* **Work to complete**
Write out the material again word for word, dropping any images it holds.

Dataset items
++++++

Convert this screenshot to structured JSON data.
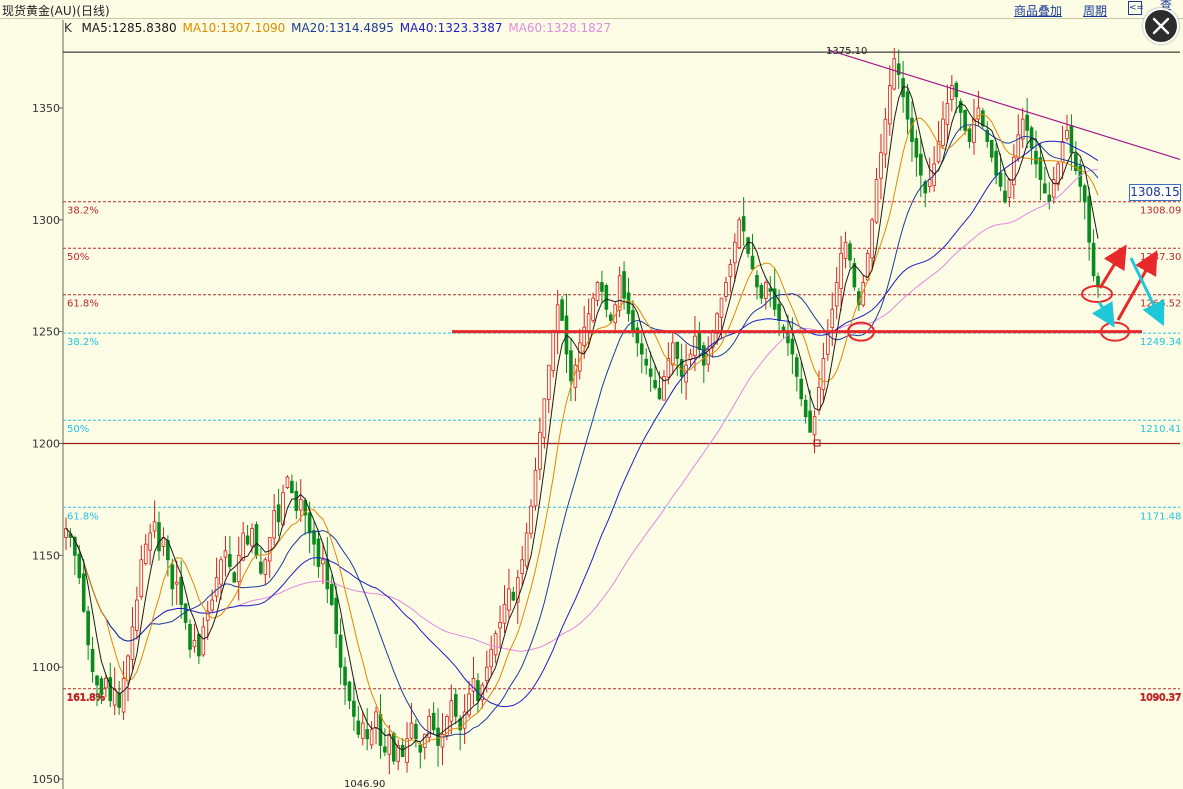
{
  "header": {
    "title": "现货黄金(AU)(日线)",
    "overlay_label": "商品叠加",
    "period_label": "周期",
    "back_label": "<=",
    "view_label": "查看"
  },
  "legend": {
    "k_label": "K",
    "items": [
      {
        "label": "MA5:1285.8380",
        "color": "#1a1a1a"
      },
      {
        "label": "MA10:1307.1090",
        "color": "#e08a00"
      },
      {
        "label": "MA20:1314.4895",
        "color": "#1a3b9a"
      },
      {
        "label": "MA40:1323.3387",
        "color": "#1c1cc8"
      },
      {
        "label": "MA60:1328.1827",
        "color": "#e08ae0"
      }
    ]
  },
  "current_price": "1308.15",
  "colors": {
    "up": "#d81e1e",
    "down": "#0a8a1e",
    "ma5": "#1a1a1a",
    "ma10": "#e08a00",
    "ma20": "#1a3b9a",
    "ma40": "#1c1cc8",
    "ma60": "#e08ae0",
    "fib_red": "#c0282a",
    "fib_cyan": "#23c4e0",
    "trend": "#a01a8a"
  },
  "chart_data": {
    "type": "candlestick",
    "title": "现货黄金(AU)(日线)",
    "ylim": [
      1045,
      1380
    ],
    "yticks": [
      1050,
      1100,
      1150,
      1200,
      1250,
      1300,
      1350
    ],
    "high_label": "1375.10",
    "low_label": "1046.90",
    "fib_levels_upper": [
      {
        "pct": "38.2%",
        "value": 1308.09,
        "value_label": "1308.09"
      },
      {
        "pct": "50%",
        "value": 1287.3,
        "value_label": "1287.30"
      },
      {
        "pct": "61.8%",
        "value": 1266.52,
        "value_label": "1266.52"
      }
    ],
    "fib_levels_lower": [
      {
        "pct": "38.2%",
        "value": 1249.34,
        "value_label": "1249.34"
      },
      {
        "pct": "50%",
        "value": 1210.41,
        "value_label": "1210.41"
      },
      {
        "pct": "61.8%",
        "value": 1171.48,
        "value_label": "1171.48"
      },
      {
        "pct": "161.8%",
        "value": 1090.37,
        "value_label": "1090.37"
      }
    ],
    "support_line": 1250,
    "level_1200": 1200,
    "top_line": 1375,
    "trendline": [
      {
        "day": 305,
        "price": 1376
      },
      {
        "day": 420,
        "price": 1327
      }
    ],
    "closes": [
      1162,
      1158,
      1150,
      1140,
      1125,
      1110,
      1098,
      1092,
      1088,
      1095,
      1085,
      1090,
      1082,
      1095,
      1105,
      1118,
      1130,
      1148,
      1155,
      1160,
      1165,
      1152,
      1158,
      1148,
      1135,
      1138,
      1128,
      1120,
      1108,
      1112,
      1105,
      1118,
      1125,
      1130,
      1140,
      1148,
      1152,
      1145,
      1138,
      1150,
      1160,
      1155,
      1162,
      1150,
      1142,
      1148,
      1158,
      1170,
      1165,
      1178,
      1185,
      1178,
      1170,
      1175,
      1168,
      1160,
      1155,
      1145,
      1148,
      1135,
      1128,
      1115,
      1100,
      1092,
      1085,
      1078,
      1070,
      1075,
      1068,
      1072,
      1080,
      1065,
      1062,
      1070,
      1058,
      1065,
      1060,
      1068,
      1075,
      1068,
      1062,
      1070,
      1078,
      1072,
      1065,
      1070,
      1078,
      1085,
      1078,
      1072,
      1080,
      1088,
      1095,
      1085,
      1092,
      1100,
      1108,
      1115,
      1120,
      1128,
      1135,
      1130,
      1140,
      1148,
      1160,
      1172,
      1188,
      1205,
      1220,
      1235,
      1250,
      1262,
      1255,
      1240,
      1228,
      1235,
      1245,
      1252,
      1258,
      1265,
      1272,
      1268,
      1260,
      1255,
      1262,
      1275,
      1265,
      1258,
      1250,
      1245,
      1240,
      1235,
      1230,
      1225,
      1220,
      1230,
      1238,
      1245,
      1238,
      1230,
      1235,
      1240,
      1248,
      1242,
      1235,
      1242,
      1250,
      1258,
      1265,
      1272,
      1280,
      1290,
      1300,
      1295,
      1285,
      1278,
      1270,
      1265,
      1272,
      1268,
      1260,
      1255,
      1250,
      1245,
      1240,
      1230,
      1220,
      1212,
      1205,
      1212,
      1225,
      1238,
      1250,
      1260,
      1272,
      1285,
      1290,
      1282,
      1270,
      1262,
      1272,
      1285,
      1300,
      1318,
      1330,
      1345,
      1360,
      1372,
      1365,
      1355,
      1345,
      1335,
      1328,
      1320,
      1312,
      1318,
      1325,
      1335,
      1345,
      1352,
      1360,
      1355,
      1348,
      1340,
      1335,
      1345,
      1350,
      1342,
      1335,
      1328,
      1320,
      1315,
      1308,
      1318,
      1328,
      1338,
      1345,
      1340,
      1332,
      1325,
      1318,
      1312,
      1308,
      1318,
      1325,
      1335,
      1340,
      1330,
      1322,
      1315,
      1308,
      1290,
      1275,
      1270
    ]
  }
}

++++++

* **Exercise result**
Convert this screenshot to structured JSON data.
{
  "header": {
    "title": "现货黄金(AU)(日线)",
    "overlay_label": "商品叠加",
    "period_label": "周期",
    "back_label": "<=",
    "view_label": "查看"
  },
  "legend": {
    "k_label": "K",
    "items": [
      {
        "label": "MA5:1285.8380",
        "color": "#1a1a1a"
      },
      {
        "label": "MA10:1307.1090",
        "color": "#e08a00"
      },
      {
        "label": "MA20:1314.4895",
        "color": "#1a3b9a"
      },
      {
        "label": "MA40:1323.3387",
        "color": "#1c1cc8"
      },
      {
        "label": "MA60:1328.1827",
        "color": "#e08ae0"
      }
    ]
  },
  "current_price": "1308.15",
  "colors": {
    "up": "#d81e1e",
    "down": "#0a8a1e",
    "ma5": "#1a1a1a",
    "ma10": "#e08a00",
    "ma20": "#1a3b9a",
    "ma40": "#1c1cc8",
    "ma60": "#e08ae0",
    "fib_red": "#c0282a",
    "fib_cyan": "#23c4e0",
    "trend": "#a01a8a"
  },
  "chart_data": {
    "type": "candlestick",
    "title": "现货黄金(AU)(日线)",
    "ylim": [
      1045,
      1380
    ],
    "yticks": [
      1050,
      1100,
      1150,
      1200,
      1250,
      1300,
      1350
    ],
    "high_label": "1375.10",
    "low_label": "1046.90",
    "fib_levels_upper": [
      {
        "pct": "38.2%",
        "value": 1308.09,
        "value_label": "1308.09"
      },
      {
        "pct": "50%",
        "value": 1287.3,
        "value_label": "1287.30"
      },
      {
        "pct": "61.8%",
        "value": 1266.52,
        "value_label": "1266.52"
      }
    ],
    "fib_levels_lower": [
      {
        "pct": "38.2%",
        "value": 1249.34,
        "value_label": "1249.34"
      },
      {
        "pct": "50%",
        "value": 1210.41,
        "value_label": "1210.41"
      },
      {
        "pct": "61.8%",
        "value": 1171.48,
        "value_label": "1171.48"
      },
      {
        "pct": "161.8%",
        "value": 1090.37,
        "value_label": "1090.37"
      }
    ],
    "support_line": 1250,
    "level_1200": 1200,
    "top_line": 1375,
    "trendline": [
      {
        "day": 305,
        "price": 1376
      },
      {
        "day": 420,
        "price": 1327
      }
    ],
    "closes": [
      1162,
      1158,
      1150,
      1140,
      1125,
      1110,
      1098,
      1092,
      1088,
      1095,
      1085,
      1090,
      1082,
      1095,
      1105,
      1118,
      1130,
      1148,
      1155,
      1160,
      1165,
      1152,
      1158,
      1148,
      1135,
      1138,
      1128,
      1120,
      1108,
      1112,
      1105,
      1118,
      1125,
      1130,
      1140,
      1148,
      1152,
      1145,
      1138,
      1150,
      1160,
      1155,
      1162,
      1150,
      1142,
      1148,
      1158,
      1170,
      1165,
      1178,
      1185,
      1178,
      1170,
      1175,
      1168,
      1160,
      1155,
      1145,
      1148,
      1135,
      1128,
      1115,
      1100,
      1092,
      1085,
      1078,
      1070,
      1075,
      1068,
      1072,
      1080,
      1065,
      1062,
      1070,
      1058,
      1065,
      1060,
      1068,
      1075,
      1068,
      1062,
      1070,
      1078,
      1072,
      1065,
      1070,
      1078,
      1085,
      1078,
      1072,
      1080,
      1088,
      1095,
      1085,
      1092,
      1100,
      1108,
      1115,
      1120,
      1128,
      1135,
      1130,
      1140,
      1148,
      1160,
      1172,
      1188,
      1205,
      1220,
      1235,
      1250,
      1262,
      1255,
      1240,
      1228,
      1235,
      1245,
      1252,
      1258,
      1265,
      1272,
      1268,
      1260,
      1255,
      1262,
      1275,
      1265,
      1258,
      1250,
      1245,
      1240,
      1235,
      1230,
      1225,
      1220,
      1230,
      1238,
      1245,
      1238,
      1230,
      1235,
      1240,
      1248,
      1242,
      1235,
      1242,
      1250,
      1258,
      1265,
      1272,
      1280,
      1290,
      1300,
      1295,
      1285,
      1278,
      1270,
      1265,
      1272,
      1268,
      1260,
      1255,
      1250,
      1245,
      1240,
      1230,
      1220,
      1212,
      1205,
      1212,
      1225,
      1238,
      1250,
      1260,
      1272,
      1285,
      1290,
      1282,
      1270,
      1262,
      1272,
      1285,
      1300,
      1318,
      1330,
      1345,
      1360,
      1372,
      1365,
      1355,
      1345,
      1335,
      1328,
      1320,
      1312,
      1318,
      1325,
      1335,
      1345,
      1352,
      1360,
      1355,
      1348,
      1340,
      1335,
      1345,
      1350,
      1342,
      1335,
      1328,
      1320,
      1315,
      1308,
      1318,
      1328,
      1338,
      1345,
      1340,
      1332,
      1325,
      1318,
      1312,
      1308,
      1318,
      1325,
      1335,
      1340,
      1330,
      1322,
      1315,
      1308,
      1290,
      1275,
      1270
    ]
  }
}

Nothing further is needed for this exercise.